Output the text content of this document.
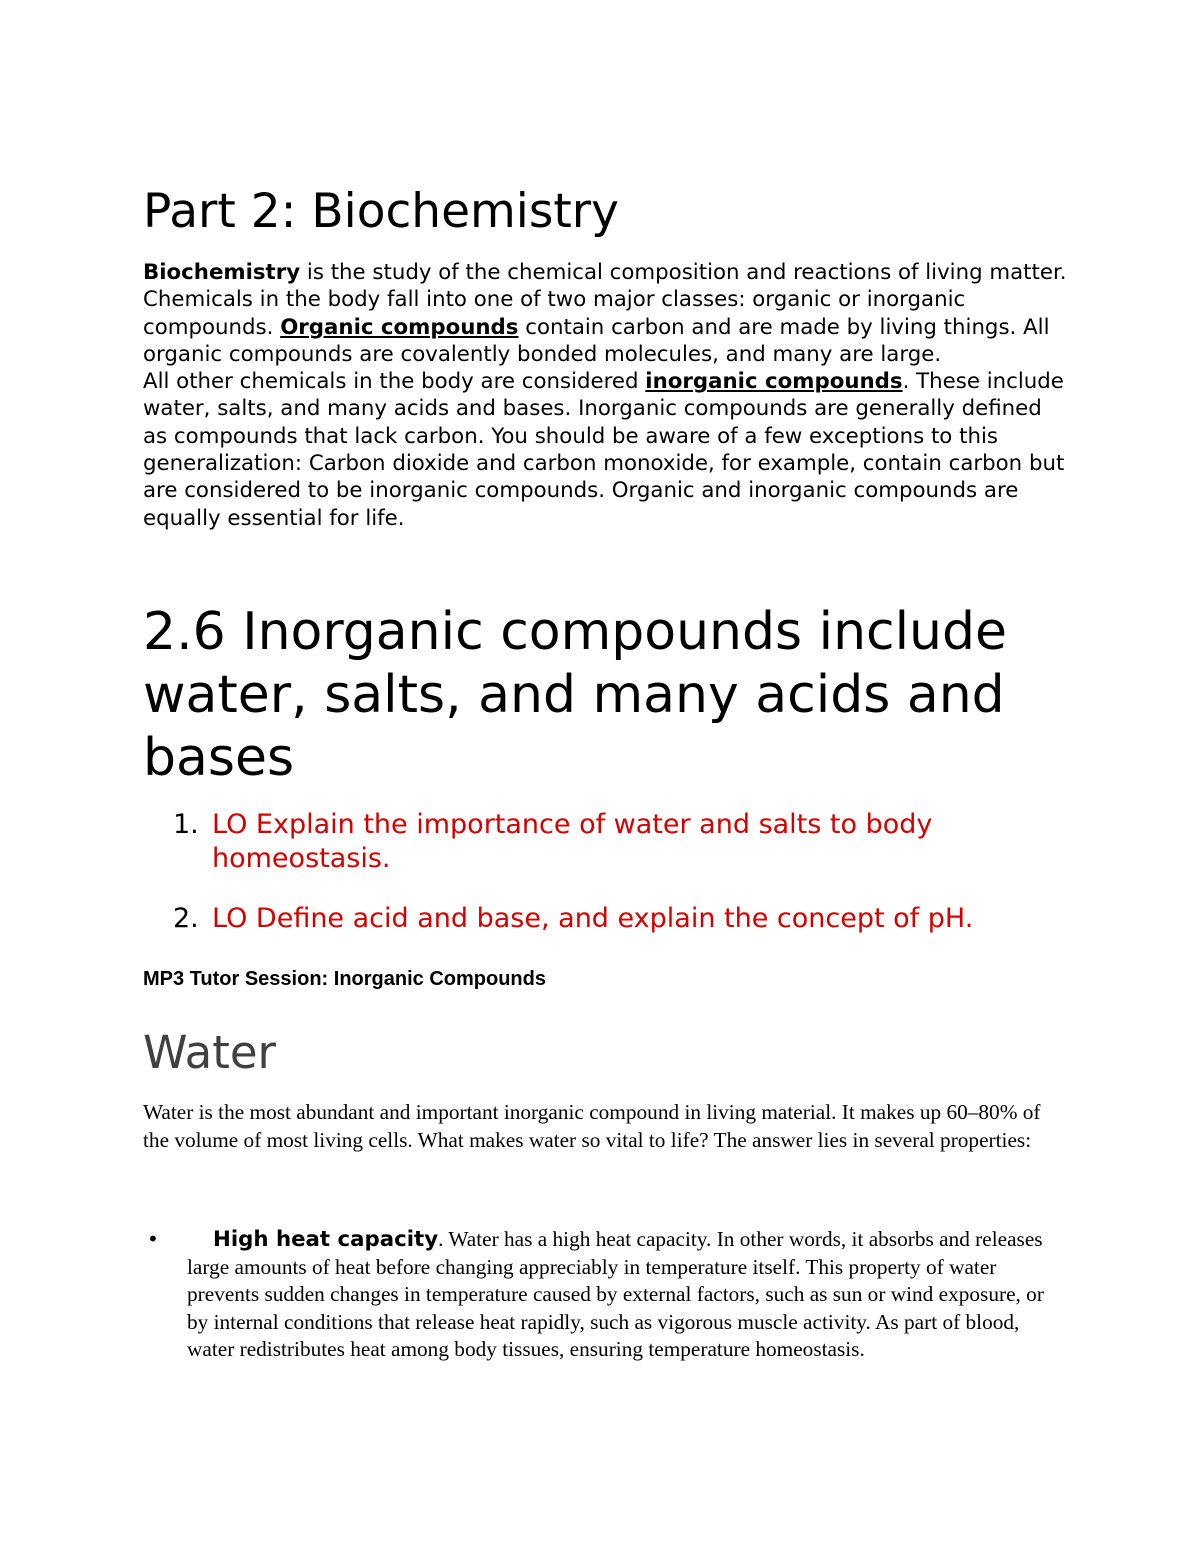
Part 2: Biochemistry

Biochemistry is the study of the chemical composition and reactions of living matter. Chemicals in the body fall into one of two major classes: organic or inorganic compounds. Organic compounds contain carbon and are made by living things. All organic compounds are covalently bonded molecules, and many are large.

All other chemicals in the body are considered inorganic compounds. These include water, salts, and many acids and bases. Inorganic compounds are generally defined as compounds that lack carbon. You should be aware of a few exceptions to this generalization: Carbon dioxide and carbon monoxide, for example, contain carbon but are considered to be inorganic compounds. Organic and inorganic compounds are equally essential for life.

2.6 Inorganic compounds include water, salts, and many acids and bases
1. LO Explain the importance of water and salts to body homeostasis.
2. LO Define acid and base, and explain the concept of pH.

MP3 Tutor Session: Inorganic Compounds

Water

Water is the most abundant and important inorganic compound in living material. It makes up 60–80% of the volume of most living cells. What makes water so vital to life? The answer lies in several properties:

•	High heat capacity. Water has a high heat capacity. In other words, it absorbs and releases large amounts of heat before changing appreciably in temperature itself. This property of water prevents sudden changes in temperature caused by external factors, such as sun or wind exposure, or by internal conditions that release heat rapidly, such as vigorous muscle activity. As part of blood, water redistributes heat among body tissues, ensuring temperature homeostasis.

====================

Your goal - What you hand back should match the listing exactly, except that no pictures appear.

Response -
Output the text content of this document.
Part 2: Biochemistry

Biochemistry is the study of the chemical composition and reactions of living matter. Chemicals in the body fall into one of two major classes: organic or inorganic compounds. Organic compounds contain carbon and are made by living things. All organic compounds are covalently bonded molecules, and many are large.

All other chemicals in the body are considered inorganic compounds. These include water, salts, and many acids and bases. Inorganic compounds are generally defined as compounds that lack carbon. You should be aware of a few exceptions to this generalization: Carbon dioxide and carbon monoxide, for example, contain carbon but are considered to be inorganic compounds. Organic and inorganic compounds are equally essential for life.

2.6 Inorganic compounds include water, salts, and many acids and bases
1. LO Explain the importance of water and salts to body homeostasis.
2. LO Define acid and base, and explain the concept of pH.

MP3 Tutor Session: Inorganic Compounds

Water

Water is the most abundant and important inorganic compound in living material. It makes up 60–80% of the volume of most living cells. What makes water so vital to life? The answer lies in several properties:

•	High heat capacity. Water has a high heat capacity. In other words, it absorbs and releases large amounts of heat before changing appreciably in temperature itself. This property of water prevents sudden changes in temperature caused by external factors, such as sun or wind exposure, or by internal conditions that release heat rapidly, such as vigorous muscle activity. As part of blood, water redistributes heat among body tissues, ensuring temperature homeostasis.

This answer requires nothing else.